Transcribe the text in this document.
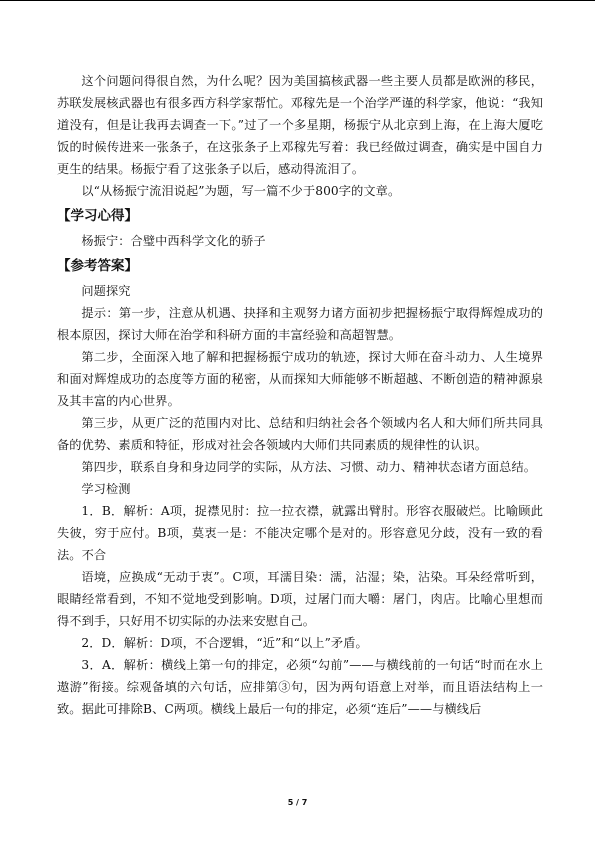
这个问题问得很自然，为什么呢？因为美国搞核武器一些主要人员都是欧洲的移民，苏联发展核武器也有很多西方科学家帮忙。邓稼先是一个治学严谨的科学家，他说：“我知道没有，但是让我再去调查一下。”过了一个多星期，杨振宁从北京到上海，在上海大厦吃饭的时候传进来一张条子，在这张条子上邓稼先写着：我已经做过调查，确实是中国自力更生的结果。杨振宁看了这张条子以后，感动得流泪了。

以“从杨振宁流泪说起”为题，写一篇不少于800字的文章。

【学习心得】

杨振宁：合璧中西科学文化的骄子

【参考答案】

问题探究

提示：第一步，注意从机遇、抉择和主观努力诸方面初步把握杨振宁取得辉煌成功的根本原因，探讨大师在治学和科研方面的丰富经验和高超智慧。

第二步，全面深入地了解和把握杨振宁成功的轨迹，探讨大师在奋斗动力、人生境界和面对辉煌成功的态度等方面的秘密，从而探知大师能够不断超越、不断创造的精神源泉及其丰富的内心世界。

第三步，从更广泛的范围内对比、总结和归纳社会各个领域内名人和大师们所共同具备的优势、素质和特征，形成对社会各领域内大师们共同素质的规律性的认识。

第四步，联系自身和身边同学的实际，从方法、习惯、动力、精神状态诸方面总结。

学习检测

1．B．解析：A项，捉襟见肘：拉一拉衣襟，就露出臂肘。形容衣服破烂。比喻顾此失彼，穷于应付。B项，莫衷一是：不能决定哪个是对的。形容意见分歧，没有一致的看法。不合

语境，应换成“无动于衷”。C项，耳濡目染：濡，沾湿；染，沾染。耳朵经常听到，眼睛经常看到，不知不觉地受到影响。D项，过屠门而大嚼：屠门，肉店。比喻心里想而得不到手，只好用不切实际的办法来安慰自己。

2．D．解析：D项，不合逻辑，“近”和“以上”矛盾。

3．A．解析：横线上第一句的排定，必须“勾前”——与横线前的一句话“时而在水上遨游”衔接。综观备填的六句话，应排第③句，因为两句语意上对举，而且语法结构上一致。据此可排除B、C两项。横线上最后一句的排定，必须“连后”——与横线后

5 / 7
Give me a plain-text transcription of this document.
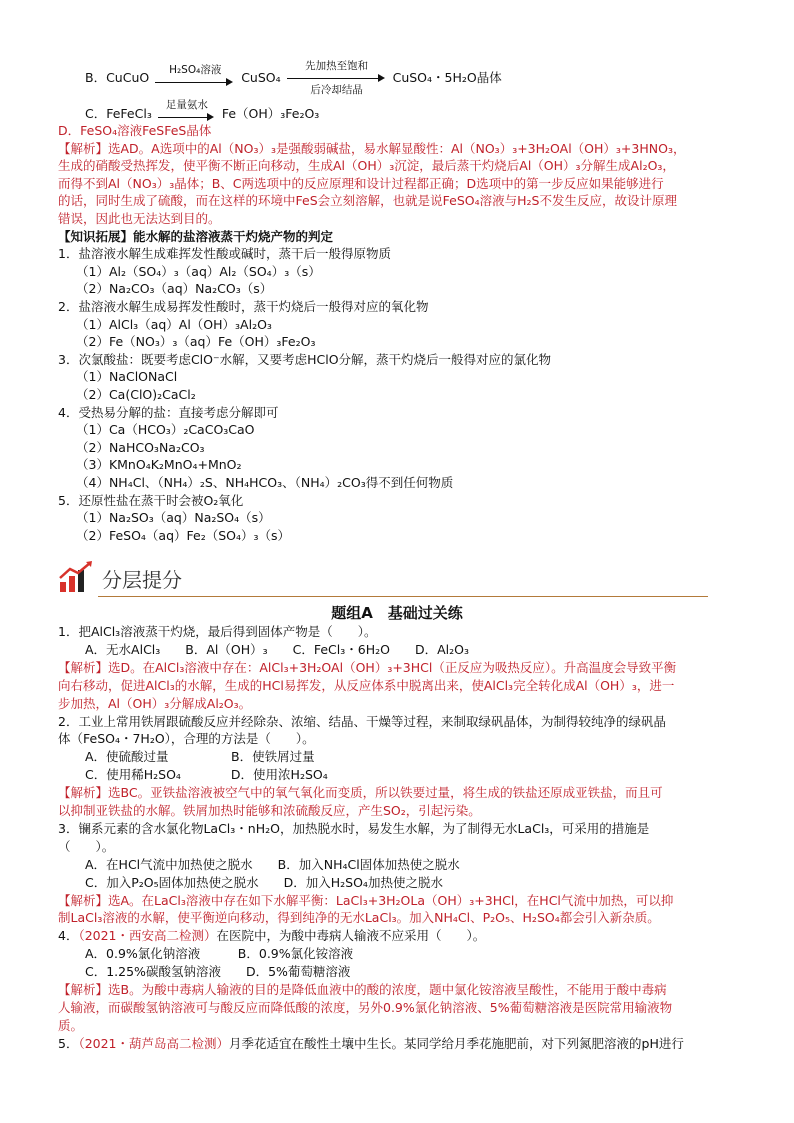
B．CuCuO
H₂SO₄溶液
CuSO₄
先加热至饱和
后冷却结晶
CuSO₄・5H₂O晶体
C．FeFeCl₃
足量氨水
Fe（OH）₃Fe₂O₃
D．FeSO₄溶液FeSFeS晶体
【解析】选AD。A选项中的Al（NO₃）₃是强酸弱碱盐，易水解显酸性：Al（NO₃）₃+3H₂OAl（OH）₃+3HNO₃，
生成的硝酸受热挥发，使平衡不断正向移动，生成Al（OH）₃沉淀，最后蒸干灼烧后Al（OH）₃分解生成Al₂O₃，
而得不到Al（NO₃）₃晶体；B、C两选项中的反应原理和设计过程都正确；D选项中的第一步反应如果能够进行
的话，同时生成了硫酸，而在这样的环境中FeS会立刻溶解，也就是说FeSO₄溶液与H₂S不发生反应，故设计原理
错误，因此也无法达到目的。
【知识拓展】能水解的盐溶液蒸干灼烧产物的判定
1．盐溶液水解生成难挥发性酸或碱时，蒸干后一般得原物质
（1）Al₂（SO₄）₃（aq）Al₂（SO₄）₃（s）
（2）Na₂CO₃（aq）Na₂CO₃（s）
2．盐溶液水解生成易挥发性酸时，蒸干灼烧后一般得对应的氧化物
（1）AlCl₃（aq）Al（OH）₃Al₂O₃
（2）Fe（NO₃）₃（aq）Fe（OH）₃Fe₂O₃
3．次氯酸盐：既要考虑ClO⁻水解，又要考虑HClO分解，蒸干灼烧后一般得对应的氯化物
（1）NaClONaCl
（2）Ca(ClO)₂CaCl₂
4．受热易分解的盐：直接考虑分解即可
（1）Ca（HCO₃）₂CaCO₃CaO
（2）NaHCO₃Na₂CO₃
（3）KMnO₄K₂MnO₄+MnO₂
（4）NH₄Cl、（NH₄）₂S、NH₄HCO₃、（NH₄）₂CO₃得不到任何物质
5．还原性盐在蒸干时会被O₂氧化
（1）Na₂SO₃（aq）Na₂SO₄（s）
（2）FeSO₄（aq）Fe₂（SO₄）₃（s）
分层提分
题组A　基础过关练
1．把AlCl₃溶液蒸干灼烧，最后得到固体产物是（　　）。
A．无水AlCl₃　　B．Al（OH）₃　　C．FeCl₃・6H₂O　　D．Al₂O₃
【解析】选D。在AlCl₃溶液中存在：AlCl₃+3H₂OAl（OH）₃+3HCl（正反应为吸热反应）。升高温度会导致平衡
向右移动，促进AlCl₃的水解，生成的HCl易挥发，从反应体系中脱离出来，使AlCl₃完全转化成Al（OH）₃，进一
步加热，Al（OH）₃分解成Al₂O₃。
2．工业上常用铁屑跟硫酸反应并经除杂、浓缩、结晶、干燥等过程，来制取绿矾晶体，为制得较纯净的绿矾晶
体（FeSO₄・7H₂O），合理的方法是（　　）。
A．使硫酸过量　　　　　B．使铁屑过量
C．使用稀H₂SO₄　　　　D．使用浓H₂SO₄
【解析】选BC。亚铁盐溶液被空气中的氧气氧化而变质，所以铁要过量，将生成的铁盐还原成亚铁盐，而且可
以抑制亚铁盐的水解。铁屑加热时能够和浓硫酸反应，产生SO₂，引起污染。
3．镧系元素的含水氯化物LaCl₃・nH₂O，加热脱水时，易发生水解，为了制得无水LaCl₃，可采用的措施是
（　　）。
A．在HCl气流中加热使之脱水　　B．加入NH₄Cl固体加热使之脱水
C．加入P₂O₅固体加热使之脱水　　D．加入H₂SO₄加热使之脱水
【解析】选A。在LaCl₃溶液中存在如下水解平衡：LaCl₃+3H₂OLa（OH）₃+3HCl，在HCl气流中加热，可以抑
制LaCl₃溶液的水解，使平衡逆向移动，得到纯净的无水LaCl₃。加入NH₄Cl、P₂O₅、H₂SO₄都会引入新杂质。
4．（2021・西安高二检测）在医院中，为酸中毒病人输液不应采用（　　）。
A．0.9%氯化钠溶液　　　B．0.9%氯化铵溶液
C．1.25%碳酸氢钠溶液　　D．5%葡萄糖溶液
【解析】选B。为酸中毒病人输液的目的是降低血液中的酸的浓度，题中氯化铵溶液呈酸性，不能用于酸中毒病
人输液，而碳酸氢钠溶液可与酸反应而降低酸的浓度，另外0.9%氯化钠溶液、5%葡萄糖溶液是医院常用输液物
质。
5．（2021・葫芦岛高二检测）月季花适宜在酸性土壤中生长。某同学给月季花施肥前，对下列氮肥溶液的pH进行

____________________

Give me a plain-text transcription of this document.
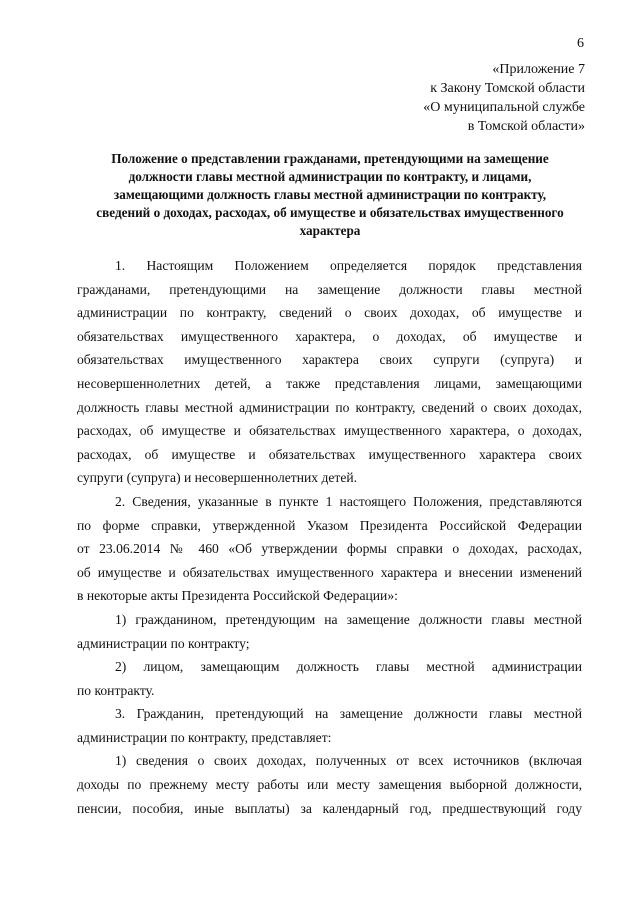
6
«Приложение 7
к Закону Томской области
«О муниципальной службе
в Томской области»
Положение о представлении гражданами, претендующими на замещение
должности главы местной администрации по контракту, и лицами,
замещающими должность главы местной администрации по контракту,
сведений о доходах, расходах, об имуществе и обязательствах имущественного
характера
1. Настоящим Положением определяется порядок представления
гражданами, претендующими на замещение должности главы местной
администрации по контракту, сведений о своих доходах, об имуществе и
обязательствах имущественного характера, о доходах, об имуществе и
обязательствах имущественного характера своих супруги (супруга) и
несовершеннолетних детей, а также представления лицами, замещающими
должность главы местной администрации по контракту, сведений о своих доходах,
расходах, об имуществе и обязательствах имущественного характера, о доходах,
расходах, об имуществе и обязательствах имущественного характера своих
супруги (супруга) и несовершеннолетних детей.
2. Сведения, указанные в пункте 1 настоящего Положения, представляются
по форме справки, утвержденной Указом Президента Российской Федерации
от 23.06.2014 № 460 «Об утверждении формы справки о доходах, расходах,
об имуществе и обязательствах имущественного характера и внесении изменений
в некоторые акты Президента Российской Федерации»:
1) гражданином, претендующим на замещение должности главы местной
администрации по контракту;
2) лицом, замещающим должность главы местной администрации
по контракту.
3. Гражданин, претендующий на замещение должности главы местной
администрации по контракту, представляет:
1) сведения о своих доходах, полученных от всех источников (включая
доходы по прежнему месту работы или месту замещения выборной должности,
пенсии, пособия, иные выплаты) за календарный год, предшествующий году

____________________

#### [Stated goal]
Using the records above, copy each line that contains "доходах".

#### [Solution to this exercise]
сведений о доходах, расходах, об имуществе и обязательствах имущественного
администрации по контракту, сведений о своих доходах, об имуществе и
обязательствах имущественного характера, о доходах, об имуществе и
должность главы местной администрации по контракту, сведений о своих доходах,
расходах, об имуществе и обязательствах имущественного характера, о доходах,
от 23.06.2014 № 460 «Об утверждении формы справки о доходах, расходах,
1) сведения о своих доходах, полученных от всех источников (включая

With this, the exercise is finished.